Locate the word "this" in the entries below, then gather every line that holds it.

Start Source records

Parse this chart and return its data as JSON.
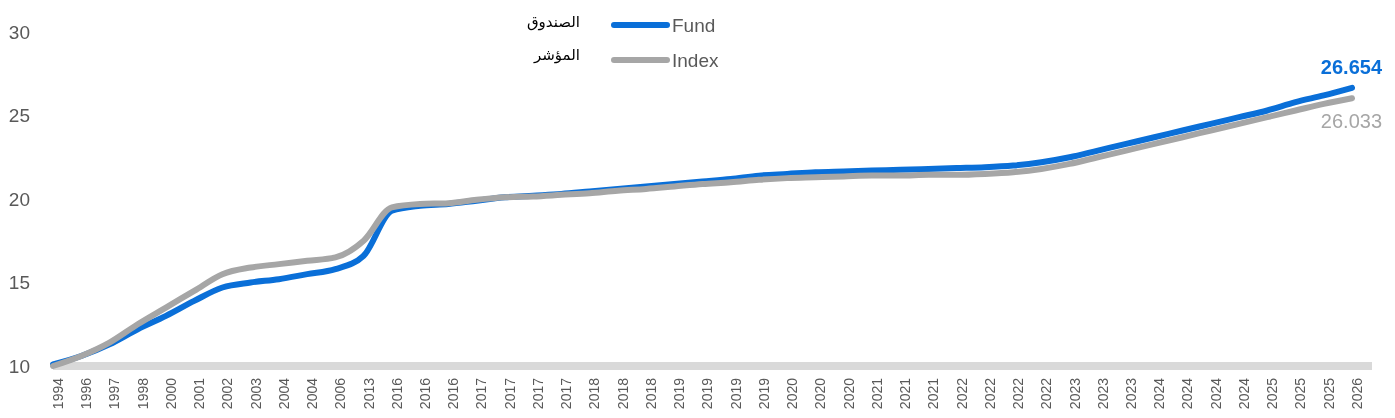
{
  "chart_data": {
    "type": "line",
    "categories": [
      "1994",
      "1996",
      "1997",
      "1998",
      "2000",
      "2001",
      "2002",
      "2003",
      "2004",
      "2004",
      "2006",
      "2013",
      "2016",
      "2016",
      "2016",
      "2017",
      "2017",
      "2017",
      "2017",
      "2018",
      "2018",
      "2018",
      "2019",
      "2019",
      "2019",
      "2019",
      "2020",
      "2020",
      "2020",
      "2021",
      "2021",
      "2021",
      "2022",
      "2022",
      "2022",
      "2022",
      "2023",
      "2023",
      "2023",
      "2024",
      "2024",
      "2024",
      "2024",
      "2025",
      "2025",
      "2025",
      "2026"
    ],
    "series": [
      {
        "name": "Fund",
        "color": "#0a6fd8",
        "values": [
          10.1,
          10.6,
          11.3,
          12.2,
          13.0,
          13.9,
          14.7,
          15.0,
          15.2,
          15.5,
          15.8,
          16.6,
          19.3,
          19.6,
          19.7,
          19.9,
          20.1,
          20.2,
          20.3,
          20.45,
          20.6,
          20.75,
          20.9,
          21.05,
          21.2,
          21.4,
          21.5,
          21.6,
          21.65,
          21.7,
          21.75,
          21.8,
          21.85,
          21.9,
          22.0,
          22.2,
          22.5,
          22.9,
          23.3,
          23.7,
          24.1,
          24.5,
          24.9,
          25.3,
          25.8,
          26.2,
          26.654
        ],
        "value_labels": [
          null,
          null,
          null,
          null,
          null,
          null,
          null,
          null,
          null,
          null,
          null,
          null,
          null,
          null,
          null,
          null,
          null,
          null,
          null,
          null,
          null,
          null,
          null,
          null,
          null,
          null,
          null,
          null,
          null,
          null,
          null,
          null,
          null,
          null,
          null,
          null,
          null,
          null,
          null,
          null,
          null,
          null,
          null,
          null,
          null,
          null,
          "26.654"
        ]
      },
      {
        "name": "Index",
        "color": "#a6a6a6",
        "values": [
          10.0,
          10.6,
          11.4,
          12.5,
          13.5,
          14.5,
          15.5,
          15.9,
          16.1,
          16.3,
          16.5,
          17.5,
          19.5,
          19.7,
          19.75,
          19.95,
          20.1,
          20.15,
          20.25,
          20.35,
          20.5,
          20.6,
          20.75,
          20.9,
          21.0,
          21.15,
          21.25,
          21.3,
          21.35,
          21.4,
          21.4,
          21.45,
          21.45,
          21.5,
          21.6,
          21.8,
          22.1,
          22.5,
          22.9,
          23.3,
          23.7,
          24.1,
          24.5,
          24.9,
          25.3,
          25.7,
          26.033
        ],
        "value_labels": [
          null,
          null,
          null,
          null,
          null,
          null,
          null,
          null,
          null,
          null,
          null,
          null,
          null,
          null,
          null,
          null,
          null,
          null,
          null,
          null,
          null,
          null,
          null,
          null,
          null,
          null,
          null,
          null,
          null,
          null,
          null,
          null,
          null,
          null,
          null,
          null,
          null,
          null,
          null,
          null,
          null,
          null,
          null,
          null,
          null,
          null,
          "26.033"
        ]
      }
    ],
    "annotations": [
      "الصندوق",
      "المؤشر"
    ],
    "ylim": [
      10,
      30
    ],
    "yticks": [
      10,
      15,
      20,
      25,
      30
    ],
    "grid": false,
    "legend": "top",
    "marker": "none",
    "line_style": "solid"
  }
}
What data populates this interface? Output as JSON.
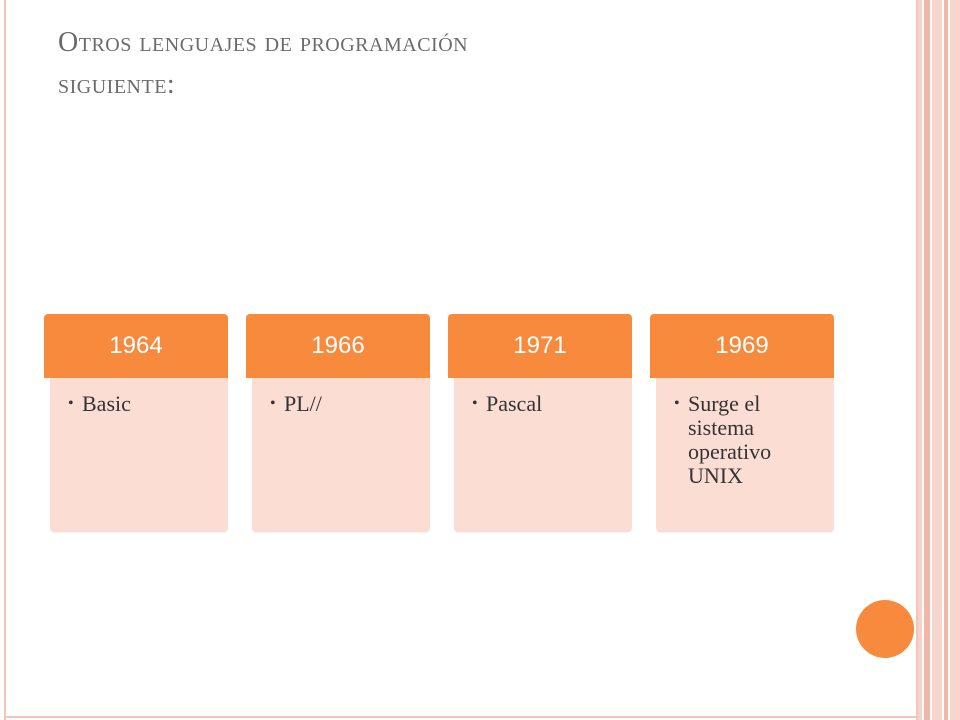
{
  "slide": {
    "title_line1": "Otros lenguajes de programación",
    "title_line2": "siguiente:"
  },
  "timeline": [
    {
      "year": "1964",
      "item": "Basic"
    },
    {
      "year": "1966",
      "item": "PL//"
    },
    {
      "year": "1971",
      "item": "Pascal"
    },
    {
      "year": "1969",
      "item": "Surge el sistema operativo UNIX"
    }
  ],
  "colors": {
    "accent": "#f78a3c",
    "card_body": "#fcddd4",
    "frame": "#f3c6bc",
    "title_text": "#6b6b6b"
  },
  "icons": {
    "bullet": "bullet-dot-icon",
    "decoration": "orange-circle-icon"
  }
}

End Source records
Start Source records

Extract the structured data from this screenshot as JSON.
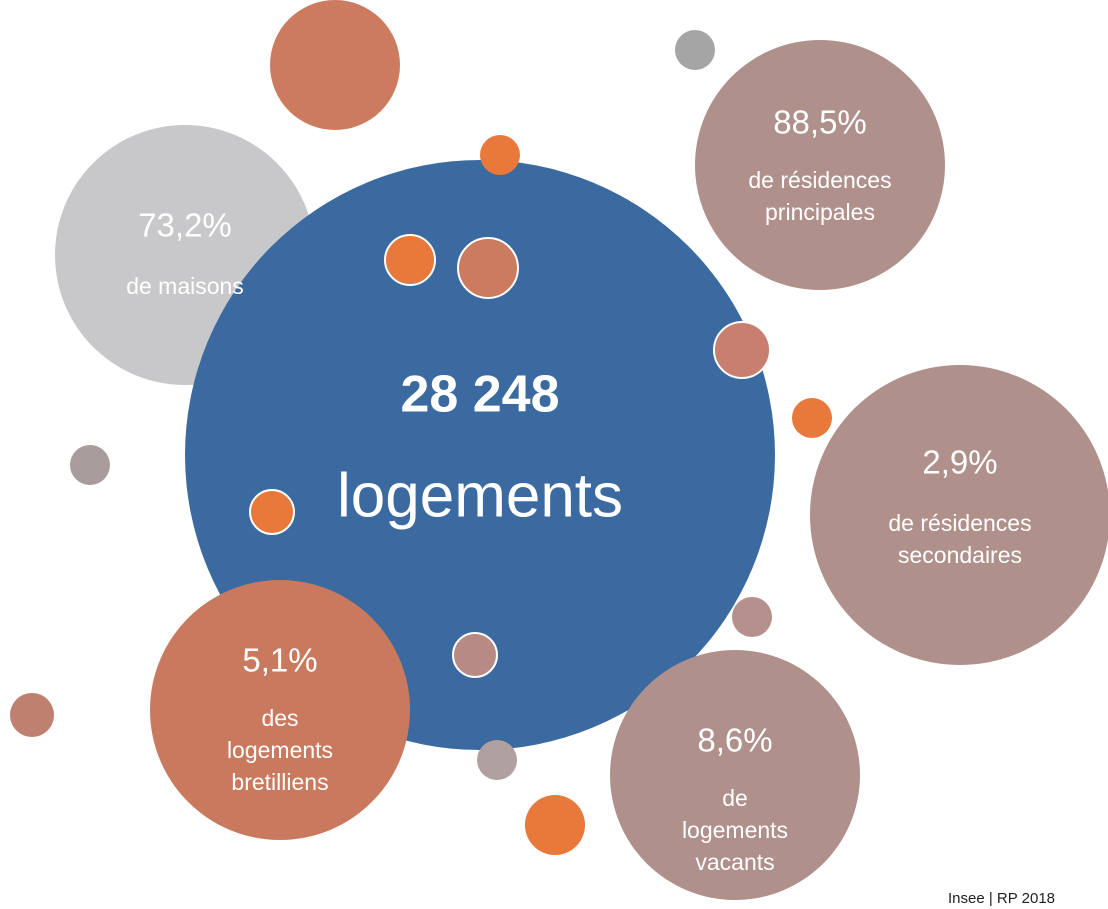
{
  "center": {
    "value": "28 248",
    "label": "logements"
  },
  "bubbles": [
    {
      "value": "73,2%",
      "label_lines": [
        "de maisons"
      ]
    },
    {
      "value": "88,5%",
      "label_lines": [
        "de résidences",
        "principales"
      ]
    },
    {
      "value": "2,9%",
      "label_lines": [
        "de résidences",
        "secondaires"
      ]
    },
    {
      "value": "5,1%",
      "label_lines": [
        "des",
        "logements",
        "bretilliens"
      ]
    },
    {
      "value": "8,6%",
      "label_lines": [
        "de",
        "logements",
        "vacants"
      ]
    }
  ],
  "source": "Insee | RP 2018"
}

End Source records

▶ Final result:
Parse this chart and return its data as JSON.
What data populates this interface? Output as JSON.
Extract the structured data from this screenshot as JSON.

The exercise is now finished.